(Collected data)

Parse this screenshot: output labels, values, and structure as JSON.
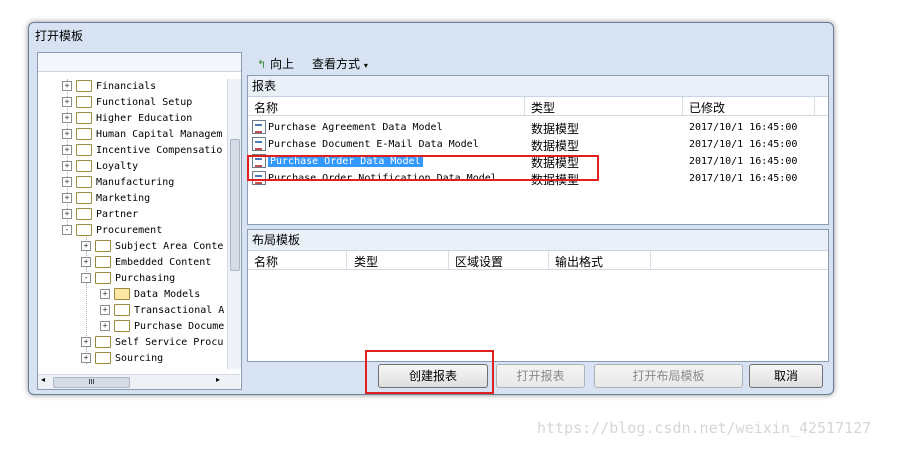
{
  "window": {
    "title": "打开模板"
  },
  "tree": {
    "nodes": [
      {
        "label": "Financials",
        "state": "+",
        "level": 0
      },
      {
        "label": "Functional Setup",
        "state": "+",
        "level": 0
      },
      {
        "label": "Higher Education",
        "state": "+",
        "level": 0
      },
      {
        "label": "Human Capital Managem",
        "state": "+",
        "level": 0
      },
      {
        "label": "Incentive Compensatio",
        "state": "+",
        "level": 0
      },
      {
        "label": "Loyalty",
        "state": "+",
        "level": 0
      },
      {
        "label": "Manufacturing",
        "state": "+",
        "level": 0
      },
      {
        "label": "Marketing",
        "state": "+",
        "level": 0
      },
      {
        "label": "Partner",
        "state": "+",
        "level": 0
      },
      {
        "label": "Procurement",
        "state": "-",
        "level": 0
      },
      {
        "label": "Subject Area Conte",
        "state": "+",
        "level": 1
      },
      {
        "label": "Embedded Content",
        "state": "+",
        "level": 1
      },
      {
        "label": "Purchasing",
        "state": "-",
        "level": 1
      },
      {
        "label": "Data Models",
        "state": "+",
        "level": 2
      },
      {
        "label": "Transactional A",
        "state": "+",
        "level": 2
      },
      {
        "label": "Purchase Docume",
        "state": "+",
        "level": 2
      },
      {
        "label": "Self Service Procu",
        "state": "+",
        "level": 1
      },
      {
        "label": "Sourcing",
        "state": "+",
        "level": 1
      }
    ],
    "hscroll_label": "III"
  },
  "toolbar": {
    "up_label": "向上",
    "view_label": "查看方式"
  },
  "reports": {
    "title": "报表",
    "columns": [
      "名称",
      "类型",
      "已修改"
    ],
    "rows": [
      {
        "name": "Purchase Agreement Data Model",
        "type": "数据模型",
        "modified": "2017/10/1 16:45:00"
      },
      {
        "name": "Purchase Document E-Mail Data Model",
        "type": "数据模型",
        "modified": "2017/10/1 16:45:00"
      },
      {
        "name": "Purchase Order Data Model",
        "type": "数据模型",
        "modified": "2017/10/1 16:45:00"
      },
      {
        "name": "Purchase Order Notification Data Model",
        "type": "数据模型",
        "modified": "2017/10/1 16:45:00"
      }
    ]
  },
  "layout_templates": {
    "title": "布局模板",
    "columns": [
      "名称",
      "类型",
      "区域设置",
      "输出格式"
    ]
  },
  "buttons": {
    "create": "创建报表",
    "open_report": "打开报表",
    "open_layout": "打开布局模板",
    "cancel": "取消"
  },
  "watermark": "https://blog.csdn.net/weixin_42517127",
  "colors": {
    "selection": "#3399ff",
    "highlight_box": "#e02020"
  }
}
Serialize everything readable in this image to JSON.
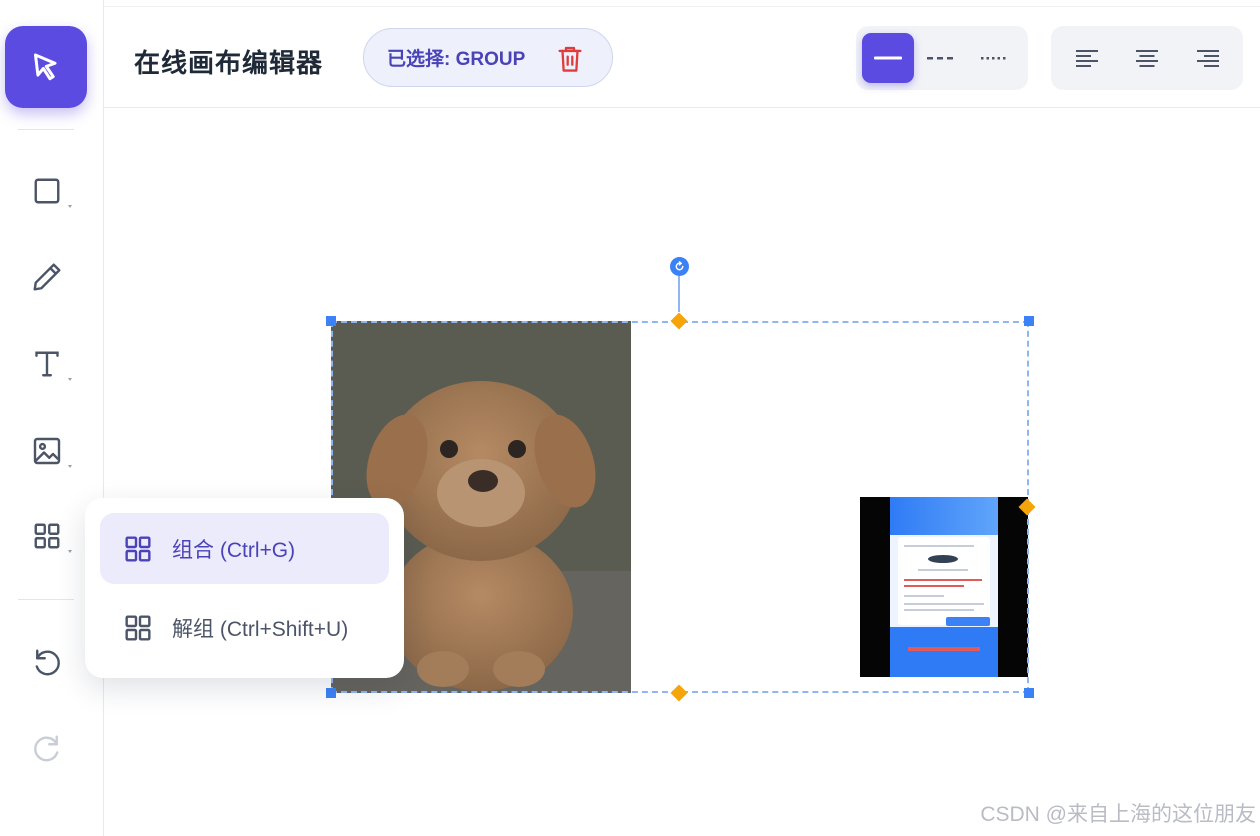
{
  "header": {
    "title": "在线画布编辑器",
    "selection_label": "已选择: GROUP"
  },
  "toolbar": {
    "tools": [
      {
        "name": "select",
        "icon": "cursor-arrow-icon",
        "active": true
      },
      {
        "name": "shape",
        "icon": "square-icon",
        "has_submenu": true
      },
      {
        "name": "pen",
        "icon": "pencil-icon"
      },
      {
        "name": "text",
        "icon": "text-icon",
        "has_submenu": true
      },
      {
        "name": "image",
        "icon": "image-icon",
        "has_submenu": true
      },
      {
        "name": "group",
        "icon": "grid-icon",
        "has_submenu": true
      },
      {
        "name": "undo",
        "icon": "undo-icon"
      },
      {
        "name": "redo",
        "icon": "redo-icon",
        "disabled": true
      }
    ]
  },
  "line_style": {
    "options": [
      "solid",
      "dashed",
      "dotted"
    ],
    "selected": "solid"
  },
  "text_align": {
    "options": [
      "left",
      "center",
      "right"
    ]
  },
  "group_menu": {
    "items": [
      {
        "label": "组合 (Ctrl+G)",
        "highlighted": true
      },
      {
        "label": "解组 (Ctrl+Shift+U)"
      }
    ]
  },
  "watermark": "CSDN @来自上海的这位朋友",
  "colors": {
    "accent": "#5b4be0",
    "selection": "#3b82f6",
    "handle_mid": "#f5a50a",
    "danger": "#e23b3b"
  }
}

• _Aim_:
State how many lines in the entries above include the word "Order"; reply with the number alone.

• _Task response_:
2